Task prompt: Find every line in the records below that contains the word "make", and copy each such line.

Stored records
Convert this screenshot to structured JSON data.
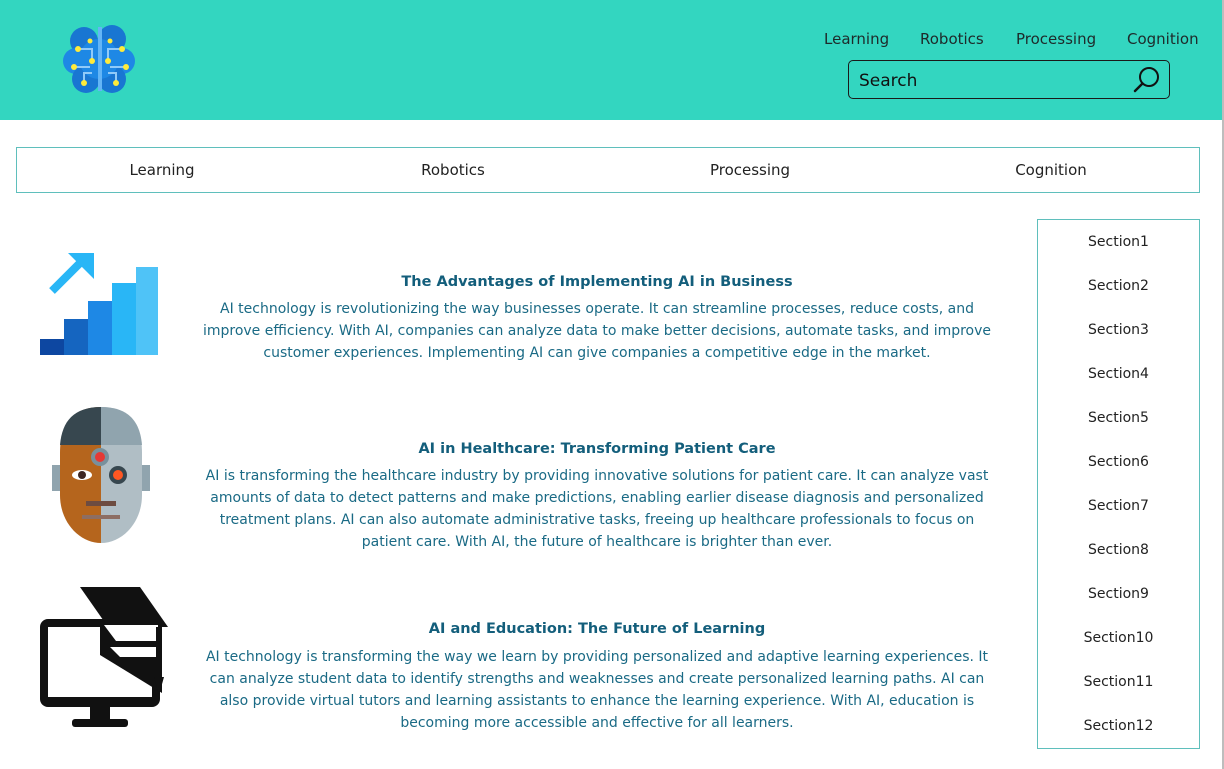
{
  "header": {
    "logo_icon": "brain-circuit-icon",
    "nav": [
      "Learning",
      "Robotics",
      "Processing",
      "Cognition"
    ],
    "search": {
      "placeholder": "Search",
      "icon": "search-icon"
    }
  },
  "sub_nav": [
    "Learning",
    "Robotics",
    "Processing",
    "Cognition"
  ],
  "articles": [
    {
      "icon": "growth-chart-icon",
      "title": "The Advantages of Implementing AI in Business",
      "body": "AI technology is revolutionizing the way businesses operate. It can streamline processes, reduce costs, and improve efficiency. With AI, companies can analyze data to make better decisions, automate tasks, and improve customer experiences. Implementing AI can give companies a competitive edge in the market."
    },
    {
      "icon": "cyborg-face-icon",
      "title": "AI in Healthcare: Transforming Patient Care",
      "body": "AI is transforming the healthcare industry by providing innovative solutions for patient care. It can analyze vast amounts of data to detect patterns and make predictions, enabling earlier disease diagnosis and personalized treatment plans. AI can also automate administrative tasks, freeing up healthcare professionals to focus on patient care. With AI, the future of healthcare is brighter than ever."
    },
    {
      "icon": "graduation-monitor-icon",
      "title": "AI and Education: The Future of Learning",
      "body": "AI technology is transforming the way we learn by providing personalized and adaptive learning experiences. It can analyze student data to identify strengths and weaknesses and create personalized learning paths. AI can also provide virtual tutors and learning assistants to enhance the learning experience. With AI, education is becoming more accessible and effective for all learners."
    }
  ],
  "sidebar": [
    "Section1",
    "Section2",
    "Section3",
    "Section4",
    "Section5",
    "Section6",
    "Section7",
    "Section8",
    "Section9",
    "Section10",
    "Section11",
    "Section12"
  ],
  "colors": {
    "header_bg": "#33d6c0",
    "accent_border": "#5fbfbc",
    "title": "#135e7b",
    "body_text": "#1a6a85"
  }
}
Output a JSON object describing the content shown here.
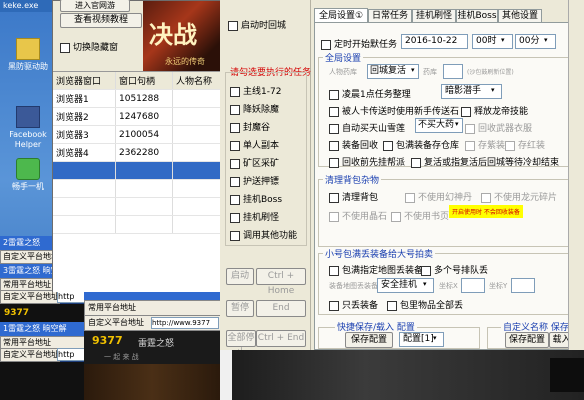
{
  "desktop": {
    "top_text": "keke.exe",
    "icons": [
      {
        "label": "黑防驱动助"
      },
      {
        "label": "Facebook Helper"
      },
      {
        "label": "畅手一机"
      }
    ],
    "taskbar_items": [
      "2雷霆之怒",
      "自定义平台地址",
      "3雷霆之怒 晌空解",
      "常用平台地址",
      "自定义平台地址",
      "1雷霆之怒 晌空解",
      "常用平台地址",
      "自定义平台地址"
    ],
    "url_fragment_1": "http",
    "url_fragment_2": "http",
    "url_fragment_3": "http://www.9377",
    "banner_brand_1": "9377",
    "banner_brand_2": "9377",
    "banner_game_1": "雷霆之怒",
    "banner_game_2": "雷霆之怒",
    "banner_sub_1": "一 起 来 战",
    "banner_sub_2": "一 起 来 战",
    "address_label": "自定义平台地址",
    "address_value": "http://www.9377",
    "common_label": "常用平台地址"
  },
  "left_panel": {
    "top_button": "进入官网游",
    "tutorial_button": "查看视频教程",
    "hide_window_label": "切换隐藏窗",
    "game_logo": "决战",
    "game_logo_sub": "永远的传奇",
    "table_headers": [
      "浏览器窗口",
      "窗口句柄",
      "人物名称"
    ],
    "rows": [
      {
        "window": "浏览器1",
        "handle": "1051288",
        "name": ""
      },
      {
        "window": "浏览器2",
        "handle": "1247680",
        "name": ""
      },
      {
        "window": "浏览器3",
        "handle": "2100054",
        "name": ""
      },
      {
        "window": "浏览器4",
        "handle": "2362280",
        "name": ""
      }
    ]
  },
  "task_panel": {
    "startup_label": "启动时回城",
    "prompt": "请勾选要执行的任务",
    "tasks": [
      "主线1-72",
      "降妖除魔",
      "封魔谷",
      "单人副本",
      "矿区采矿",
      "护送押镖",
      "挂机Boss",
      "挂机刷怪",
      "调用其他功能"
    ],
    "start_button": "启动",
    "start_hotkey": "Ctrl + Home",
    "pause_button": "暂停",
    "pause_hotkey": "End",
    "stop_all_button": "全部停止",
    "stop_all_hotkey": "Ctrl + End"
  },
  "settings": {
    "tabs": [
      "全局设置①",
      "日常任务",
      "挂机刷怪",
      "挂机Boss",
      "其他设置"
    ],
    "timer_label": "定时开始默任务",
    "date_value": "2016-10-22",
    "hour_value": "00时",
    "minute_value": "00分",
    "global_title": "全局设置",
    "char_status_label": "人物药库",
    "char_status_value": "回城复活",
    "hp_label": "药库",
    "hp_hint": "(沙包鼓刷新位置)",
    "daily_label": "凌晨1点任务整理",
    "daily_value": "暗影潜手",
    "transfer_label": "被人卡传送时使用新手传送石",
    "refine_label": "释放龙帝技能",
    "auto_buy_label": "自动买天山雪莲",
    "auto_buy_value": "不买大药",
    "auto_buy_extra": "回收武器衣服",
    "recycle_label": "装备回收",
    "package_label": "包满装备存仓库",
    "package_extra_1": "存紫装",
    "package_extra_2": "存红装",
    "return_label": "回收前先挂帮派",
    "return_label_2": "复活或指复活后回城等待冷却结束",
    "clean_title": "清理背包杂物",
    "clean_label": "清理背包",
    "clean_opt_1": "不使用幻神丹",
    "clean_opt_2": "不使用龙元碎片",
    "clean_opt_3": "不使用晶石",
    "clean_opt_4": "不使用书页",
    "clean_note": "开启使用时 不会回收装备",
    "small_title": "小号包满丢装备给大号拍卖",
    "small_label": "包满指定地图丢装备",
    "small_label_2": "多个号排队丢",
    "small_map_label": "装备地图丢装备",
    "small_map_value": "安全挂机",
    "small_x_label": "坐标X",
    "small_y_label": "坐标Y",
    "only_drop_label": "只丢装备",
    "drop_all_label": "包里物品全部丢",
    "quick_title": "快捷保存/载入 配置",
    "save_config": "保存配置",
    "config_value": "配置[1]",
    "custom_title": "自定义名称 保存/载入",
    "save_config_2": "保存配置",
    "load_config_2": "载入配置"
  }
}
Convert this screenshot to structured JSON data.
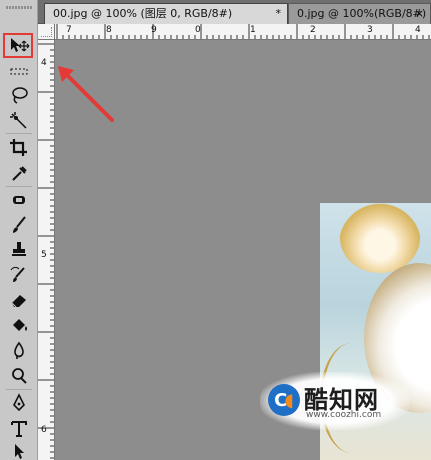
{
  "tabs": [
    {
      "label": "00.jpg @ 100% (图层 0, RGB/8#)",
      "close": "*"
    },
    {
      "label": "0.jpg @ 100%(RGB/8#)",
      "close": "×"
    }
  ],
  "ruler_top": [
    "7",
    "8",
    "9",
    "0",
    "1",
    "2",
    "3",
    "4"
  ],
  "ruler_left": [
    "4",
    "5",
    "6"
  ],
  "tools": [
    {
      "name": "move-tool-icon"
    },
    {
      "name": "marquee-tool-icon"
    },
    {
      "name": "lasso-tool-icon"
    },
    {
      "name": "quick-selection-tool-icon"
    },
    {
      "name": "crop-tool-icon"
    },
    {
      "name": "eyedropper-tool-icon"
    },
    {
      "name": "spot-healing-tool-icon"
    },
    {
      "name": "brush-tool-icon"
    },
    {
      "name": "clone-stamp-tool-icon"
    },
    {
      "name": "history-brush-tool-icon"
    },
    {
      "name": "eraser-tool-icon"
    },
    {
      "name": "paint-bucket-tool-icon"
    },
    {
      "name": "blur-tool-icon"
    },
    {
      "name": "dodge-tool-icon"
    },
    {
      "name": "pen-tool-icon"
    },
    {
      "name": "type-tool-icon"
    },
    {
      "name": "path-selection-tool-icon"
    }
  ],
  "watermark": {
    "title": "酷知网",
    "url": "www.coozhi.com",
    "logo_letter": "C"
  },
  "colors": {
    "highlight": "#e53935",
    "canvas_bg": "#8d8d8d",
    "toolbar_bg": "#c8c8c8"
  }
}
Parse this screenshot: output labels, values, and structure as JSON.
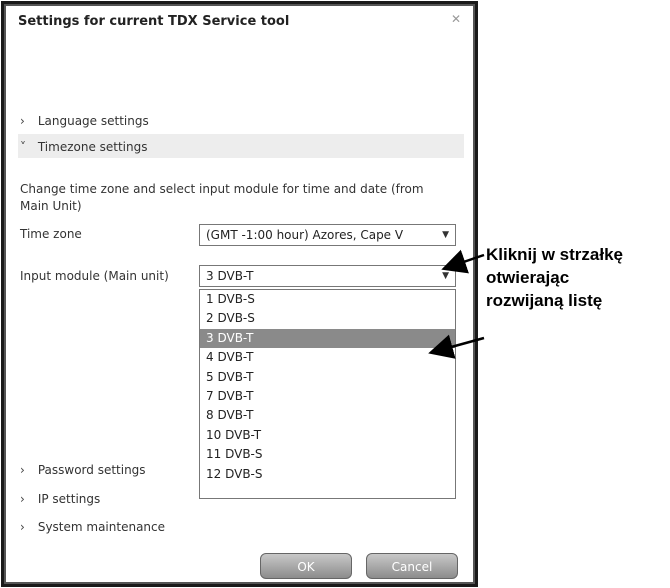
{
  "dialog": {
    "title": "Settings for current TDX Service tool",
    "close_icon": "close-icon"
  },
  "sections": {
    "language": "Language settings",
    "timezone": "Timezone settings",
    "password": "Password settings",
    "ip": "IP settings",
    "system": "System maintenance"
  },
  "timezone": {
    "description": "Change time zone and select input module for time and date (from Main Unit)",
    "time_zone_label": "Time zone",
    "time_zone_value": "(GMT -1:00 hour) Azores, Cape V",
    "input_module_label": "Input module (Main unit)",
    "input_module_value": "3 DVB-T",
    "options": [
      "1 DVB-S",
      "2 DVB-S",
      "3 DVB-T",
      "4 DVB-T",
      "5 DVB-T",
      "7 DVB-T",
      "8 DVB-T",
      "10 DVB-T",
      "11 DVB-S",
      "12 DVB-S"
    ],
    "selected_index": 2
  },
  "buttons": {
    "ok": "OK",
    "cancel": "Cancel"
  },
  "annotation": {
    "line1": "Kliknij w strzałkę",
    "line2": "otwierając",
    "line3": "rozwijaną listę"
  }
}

Task solution:
      "body": "AI technology is revolutionizing the way businesses operate. It can streamline processes, reduce costs, and improve efficiency. With AI, companies can analyze data to make better decisions, automate tasks, and improve customer experiences. Implementing AI can give companies a competitive edge in the market."
      "body": "AI is transforming the healthcare industry by providing innovative solutions for patient care. It can analyze vast amounts of data to detect patterns and make predictions, enabling earlier disease diagnosis and personalized treatment plans. AI can also automate administrative tasks, freeing up healthcare professionals to focus on patient care. With AI, the future of healthcare is brighter than ever."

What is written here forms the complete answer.